• **Task prompt**: Return every line of the data below verbatim, leaving out the pictures.

• **Records for this exercise**:
..........
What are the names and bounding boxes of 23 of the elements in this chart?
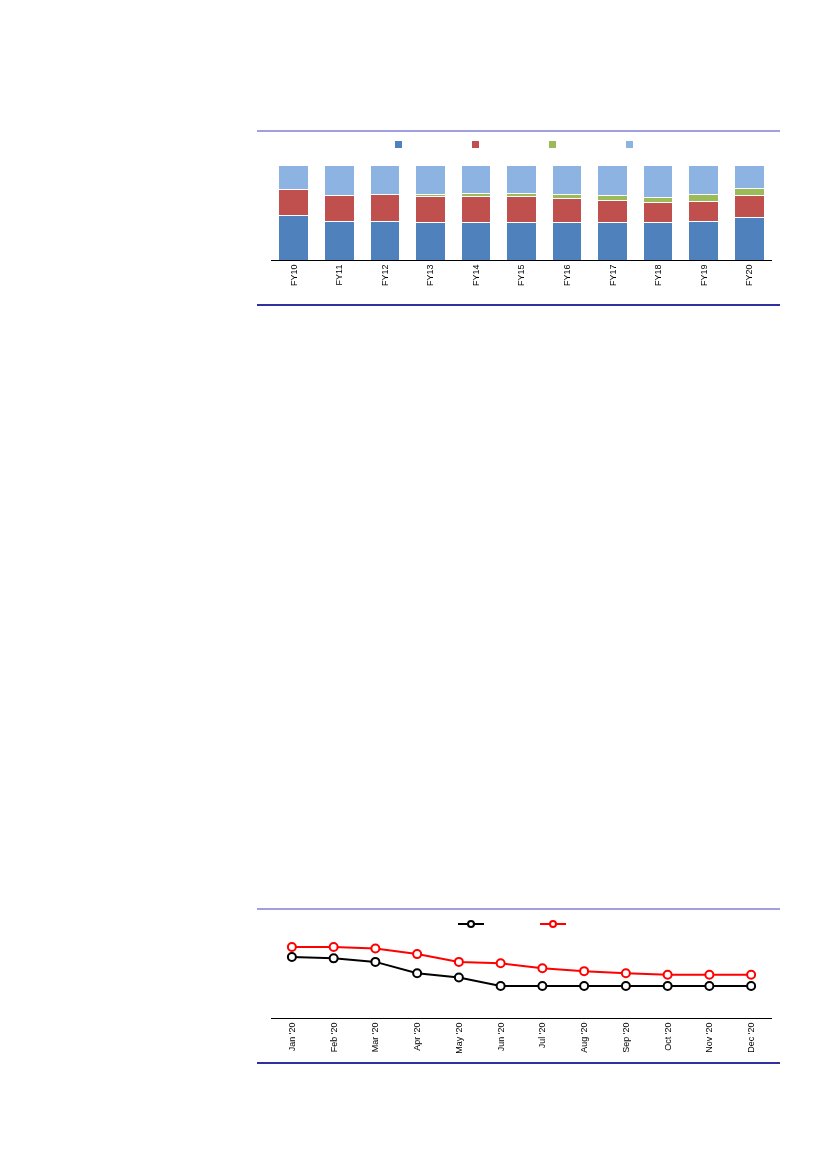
x-tick-label: Apr '20	[412, 1022, 423, 1051]
x-tick-label: Mar '20	[370, 1022, 381, 1053]
x-tick-label: Aug '20	[579, 1022, 590, 1053]
x-tick-label: Dec '20	[746, 1022, 757, 1053]
x-tick-label: FY16	[561, 264, 572, 287]
x-tick-label: Jun '20	[495, 1022, 506, 1052]
x-tick-label: Jul '20	[537, 1022, 548, 1049]
x-tick-label: May '20	[453, 1022, 464, 1054]
x-tick-label: FY20	[744, 264, 755, 287]
x-tick-label: FY12	[379, 264, 390, 287]
x-tick-label: FY18	[653, 264, 664, 287]
x-tick-label: Jan '20	[286, 1022, 297, 1052]
x-tick-label: FY10	[288, 264, 299, 287]
x-tick-label: FY15	[516, 264, 527, 287]
x-tick-label: FY11	[334, 264, 345, 286]
x-tick-label: Oct '20	[662, 1022, 673, 1051]
x-tick-label: Sep '20	[620, 1022, 631, 1053]
x-tick-label: Nov '20	[704, 1022, 715, 1053]
x-tick-label: FY17	[607, 264, 618, 287]
x-tick-label: FY19	[698, 264, 709, 287]
x-tick-label: Feb '20	[328, 1022, 339, 1053]
x-tick-label: FY13	[425, 264, 436, 287]
x-tick-label: FY14	[470, 264, 481, 287]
..........
• **Finished answer**:
What are the names and bounding boxes of 23 of the elements in this chart?
x-tick-label: Apr '20	[412, 1022, 423, 1051]
x-tick-label: Mar '20	[370, 1022, 381, 1053]
x-tick-label: Aug '20	[579, 1022, 590, 1053]
x-tick-label: Dec '20	[746, 1022, 757, 1053]
x-tick-label: FY16	[561, 264, 572, 287]
x-tick-label: Jun '20	[495, 1022, 506, 1052]
x-tick-label: Jul '20	[537, 1022, 548, 1049]
x-tick-label: May '20	[453, 1022, 464, 1054]
x-tick-label: FY20	[744, 264, 755, 287]
x-tick-label: FY12	[379, 264, 390, 287]
x-tick-label: FY18	[653, 264, 664, 287]
x-tick-label: Jan '20	[286, 1022, 297, 1052]
x-tick-label: FY10	[288, 264, 299, 287]
x-tick-label: FY15	[516, 264, 527, 287]
x-tick-label: FY11	[334, 264, 345, 286]
x-tick-label: Oct '20	[662, 1022, 673, 1051]
x-tick-label: Sep '20	[620, 1022, 631, 1053]
x-tick-label: Nov '20	[704, 1022, 715, 1053]
x-tick-label: FY17	[607, 264, 618, 287]
x-tick-label: FY19	[698, 264, 709, 287]
x-tick-label: Feb '20	[328, 1022, 339, 1053]
x-tick-label: FY13	[425, 264, 436, 287]
x-tick-label: FY14	[470, 264, 481, 287]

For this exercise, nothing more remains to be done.